# STATED TASK
Nothing in the records may be left out or altered; reproduce them all exactly.

# AVAILABLE RECORDS

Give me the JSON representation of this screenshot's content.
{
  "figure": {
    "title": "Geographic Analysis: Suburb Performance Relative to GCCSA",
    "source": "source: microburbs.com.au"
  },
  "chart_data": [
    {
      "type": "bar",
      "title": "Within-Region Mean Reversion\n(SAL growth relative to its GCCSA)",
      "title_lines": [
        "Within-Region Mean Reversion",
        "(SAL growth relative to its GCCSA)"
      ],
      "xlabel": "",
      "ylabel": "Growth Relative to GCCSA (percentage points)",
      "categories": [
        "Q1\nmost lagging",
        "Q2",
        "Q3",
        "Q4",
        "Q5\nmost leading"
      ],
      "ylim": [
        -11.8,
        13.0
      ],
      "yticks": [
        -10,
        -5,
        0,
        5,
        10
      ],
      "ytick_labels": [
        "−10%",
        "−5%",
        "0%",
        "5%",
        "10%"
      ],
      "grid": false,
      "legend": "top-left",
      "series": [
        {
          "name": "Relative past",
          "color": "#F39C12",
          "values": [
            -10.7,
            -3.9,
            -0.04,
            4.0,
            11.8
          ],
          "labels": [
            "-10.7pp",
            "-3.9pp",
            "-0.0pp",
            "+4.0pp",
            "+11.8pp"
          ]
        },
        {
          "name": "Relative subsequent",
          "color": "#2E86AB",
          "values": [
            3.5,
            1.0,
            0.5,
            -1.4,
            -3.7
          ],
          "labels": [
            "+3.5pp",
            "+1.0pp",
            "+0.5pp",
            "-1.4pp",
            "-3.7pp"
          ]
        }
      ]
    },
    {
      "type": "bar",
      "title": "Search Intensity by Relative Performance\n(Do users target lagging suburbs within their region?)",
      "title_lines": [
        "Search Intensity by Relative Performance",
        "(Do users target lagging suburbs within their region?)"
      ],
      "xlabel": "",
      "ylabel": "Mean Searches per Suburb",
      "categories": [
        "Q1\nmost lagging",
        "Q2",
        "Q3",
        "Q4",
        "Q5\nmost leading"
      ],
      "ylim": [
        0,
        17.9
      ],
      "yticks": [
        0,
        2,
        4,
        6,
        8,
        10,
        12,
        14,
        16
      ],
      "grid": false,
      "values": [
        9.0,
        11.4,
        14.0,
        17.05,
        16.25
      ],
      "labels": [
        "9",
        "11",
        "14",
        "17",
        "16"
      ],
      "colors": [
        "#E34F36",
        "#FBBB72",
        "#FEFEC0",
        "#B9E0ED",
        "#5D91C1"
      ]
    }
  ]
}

# EXERCISE RESPONSE
Give me the JSON representation of this screenshot's content.
{
  "figure": {
    "title": "Geographic Analysis: Suburb Performance Relative to GCCSA",
    "source": "source: microburbs.com.au"
  },
  "chart_data": [
    {
      "type": "bar",
      "title": "Within-Region Mean Reversion\n(SAL growth relative to its GCCSA)",
      "title_lines": [
        "Within-Region Mean Reversion",
        "(SAL growth relative to its GCCSA)"
      ],
      "xlabel": "",
      "ylabel": "Growth Relative to GCCSA (percentage points)",
      "categories": [
        "Q1\nmost lagging",
        "Q2",
        "Q3",
        "Q4",
        "Q5\nmost leading"
      ],
      "ylim": [
        -11.8,
        13.0
      ],
      "yticks": [
        -10,
        -5,
        0,
        5,
        10
      ],
      "ytick_labels": [
        "−10%",
        "−5%",
        "0%",
        "5%",
        "10%"
      ],
      "grid": false,
      "legend": "top-left",
      "series": [
        {
          "name": "Relative past",
          "color": "#F39C12",
          "values": [
            -10.7,
            -3.9,
            -0.04,
            4.0,
            11.8
          ],
          "labels": [
            "-10.7pp",
            "-3.9pp",
            "-0.0pp",
            "+4.0pp",
            "+11.8pp"
          ]
        },
        {
          "name": "Relative subsequent",
          "color": "#2E86AB",
          "values": [
            3.5,
            1.0,
            0.5,
            -1.4,
            -3.7
          ],
          "labels": [
            "+3.5pp",
            "+1.0pp",
            "+0.5pp",
            "-1.4pp",
            "-3.7pp"
          ]
        }
      ]
    },
    {
      "type": "bar",
      "title": "Search Intensity by Relative Performance\n(Do users target lagging suburbs within their region?)",
      "title_lines": [
        "Search Intensity by Relative Performance",
        "(Do users target lagging suburbs within their region?)"
      ],
      "xlabel": "",
      "ylabel": "Mean Searches per Suburb",
      "categories": [
        "Q1\nmost lagging",
        "Q2",
        "Q3",
        "Q4",
        "Q5\nmost leading"
      ],
      "ylim": [
        0,
        17.9
      ],
      "yticks": [
        0,
        2,
        4,
        6,
        8,
        10,
        12,
        14,
        16
      ],
      "grid": false,
      "values": [
        9.0,
        11.4,
        14.0,
        17.05,
        16.25
      ],
      "labels": [
        "9",
        "11",
        "14",
        "17",
        "16"
      ],
      "colors": [
        "#E34F36",
        "#FBBB72",
        "#FEFEC0",
        "#B9E0ED",
        "#5D91C1"
      ]
    }
  ]
}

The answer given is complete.